Objective - Filter out everything except lines holding "this".

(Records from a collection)
== == ==

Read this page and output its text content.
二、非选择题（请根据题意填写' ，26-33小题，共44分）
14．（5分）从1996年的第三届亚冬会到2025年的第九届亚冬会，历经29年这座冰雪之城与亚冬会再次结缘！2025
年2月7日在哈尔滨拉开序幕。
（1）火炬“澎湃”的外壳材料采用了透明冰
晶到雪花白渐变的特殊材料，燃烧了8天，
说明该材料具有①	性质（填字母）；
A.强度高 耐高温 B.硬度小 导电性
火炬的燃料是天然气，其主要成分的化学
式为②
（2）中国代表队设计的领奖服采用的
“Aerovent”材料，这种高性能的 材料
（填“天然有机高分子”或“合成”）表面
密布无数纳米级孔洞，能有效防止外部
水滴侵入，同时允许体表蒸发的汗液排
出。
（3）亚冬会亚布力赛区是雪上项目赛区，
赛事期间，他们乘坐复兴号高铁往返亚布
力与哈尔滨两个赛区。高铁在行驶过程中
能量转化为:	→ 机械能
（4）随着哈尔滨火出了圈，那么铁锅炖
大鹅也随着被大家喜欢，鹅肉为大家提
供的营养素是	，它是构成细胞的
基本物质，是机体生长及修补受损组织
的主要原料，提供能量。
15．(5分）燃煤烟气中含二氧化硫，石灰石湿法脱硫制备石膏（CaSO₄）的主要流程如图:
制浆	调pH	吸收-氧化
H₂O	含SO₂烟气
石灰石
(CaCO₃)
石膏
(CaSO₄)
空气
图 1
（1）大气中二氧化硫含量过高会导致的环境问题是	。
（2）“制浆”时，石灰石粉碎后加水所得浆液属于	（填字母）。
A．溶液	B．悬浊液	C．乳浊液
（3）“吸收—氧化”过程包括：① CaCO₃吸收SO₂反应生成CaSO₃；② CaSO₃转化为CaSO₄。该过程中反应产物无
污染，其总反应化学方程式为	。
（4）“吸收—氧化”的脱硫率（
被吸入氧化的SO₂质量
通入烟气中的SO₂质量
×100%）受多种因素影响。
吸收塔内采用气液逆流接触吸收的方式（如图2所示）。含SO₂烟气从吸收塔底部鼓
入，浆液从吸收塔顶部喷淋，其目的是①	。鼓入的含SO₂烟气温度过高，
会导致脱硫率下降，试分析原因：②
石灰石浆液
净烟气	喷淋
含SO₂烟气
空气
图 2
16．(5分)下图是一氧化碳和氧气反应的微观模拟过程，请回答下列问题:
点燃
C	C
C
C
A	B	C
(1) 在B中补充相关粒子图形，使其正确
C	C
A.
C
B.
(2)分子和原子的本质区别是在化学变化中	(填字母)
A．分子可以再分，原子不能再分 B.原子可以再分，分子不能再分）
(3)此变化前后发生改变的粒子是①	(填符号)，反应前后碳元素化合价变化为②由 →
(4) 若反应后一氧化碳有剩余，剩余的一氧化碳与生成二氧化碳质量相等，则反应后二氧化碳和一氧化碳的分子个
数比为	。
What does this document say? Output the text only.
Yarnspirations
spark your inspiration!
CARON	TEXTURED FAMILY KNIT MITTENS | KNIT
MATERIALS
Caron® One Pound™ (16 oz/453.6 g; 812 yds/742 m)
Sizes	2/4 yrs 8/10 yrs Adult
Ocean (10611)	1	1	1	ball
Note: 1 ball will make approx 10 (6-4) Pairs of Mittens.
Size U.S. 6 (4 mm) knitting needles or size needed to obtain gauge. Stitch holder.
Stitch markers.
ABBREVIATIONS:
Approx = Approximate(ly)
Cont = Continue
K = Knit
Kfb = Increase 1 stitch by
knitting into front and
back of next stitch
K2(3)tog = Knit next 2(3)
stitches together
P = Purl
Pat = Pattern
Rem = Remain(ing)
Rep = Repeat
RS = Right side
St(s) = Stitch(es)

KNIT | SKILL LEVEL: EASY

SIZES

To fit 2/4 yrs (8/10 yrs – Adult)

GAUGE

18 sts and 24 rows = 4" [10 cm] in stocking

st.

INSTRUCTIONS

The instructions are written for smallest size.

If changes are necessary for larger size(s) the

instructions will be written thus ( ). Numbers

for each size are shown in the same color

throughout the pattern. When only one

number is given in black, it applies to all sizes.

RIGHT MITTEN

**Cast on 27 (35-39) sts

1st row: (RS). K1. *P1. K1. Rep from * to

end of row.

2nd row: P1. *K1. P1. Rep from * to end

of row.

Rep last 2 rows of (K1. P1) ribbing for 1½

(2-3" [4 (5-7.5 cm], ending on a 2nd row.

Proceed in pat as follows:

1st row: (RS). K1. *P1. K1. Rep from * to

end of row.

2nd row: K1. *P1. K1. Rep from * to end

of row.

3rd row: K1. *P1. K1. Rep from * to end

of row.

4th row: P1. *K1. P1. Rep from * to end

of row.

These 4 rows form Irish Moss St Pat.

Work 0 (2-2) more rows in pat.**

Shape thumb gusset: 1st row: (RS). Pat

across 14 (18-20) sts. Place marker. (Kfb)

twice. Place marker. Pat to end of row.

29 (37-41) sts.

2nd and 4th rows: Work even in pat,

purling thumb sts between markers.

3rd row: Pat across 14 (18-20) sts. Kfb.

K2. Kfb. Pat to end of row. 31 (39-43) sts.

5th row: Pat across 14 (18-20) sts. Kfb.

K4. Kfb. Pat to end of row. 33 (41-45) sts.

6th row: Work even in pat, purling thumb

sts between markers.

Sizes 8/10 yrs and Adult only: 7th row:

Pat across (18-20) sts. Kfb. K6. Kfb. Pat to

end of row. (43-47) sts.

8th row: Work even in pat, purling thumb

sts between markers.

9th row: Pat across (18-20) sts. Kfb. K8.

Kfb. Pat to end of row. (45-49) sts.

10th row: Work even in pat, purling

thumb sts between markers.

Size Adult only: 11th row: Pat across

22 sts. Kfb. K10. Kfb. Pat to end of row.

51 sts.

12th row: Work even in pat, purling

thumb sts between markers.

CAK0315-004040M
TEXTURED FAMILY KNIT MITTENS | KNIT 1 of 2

== == ==

Final answer -
Read this page and output its text content.
What does this document say? Output the text only.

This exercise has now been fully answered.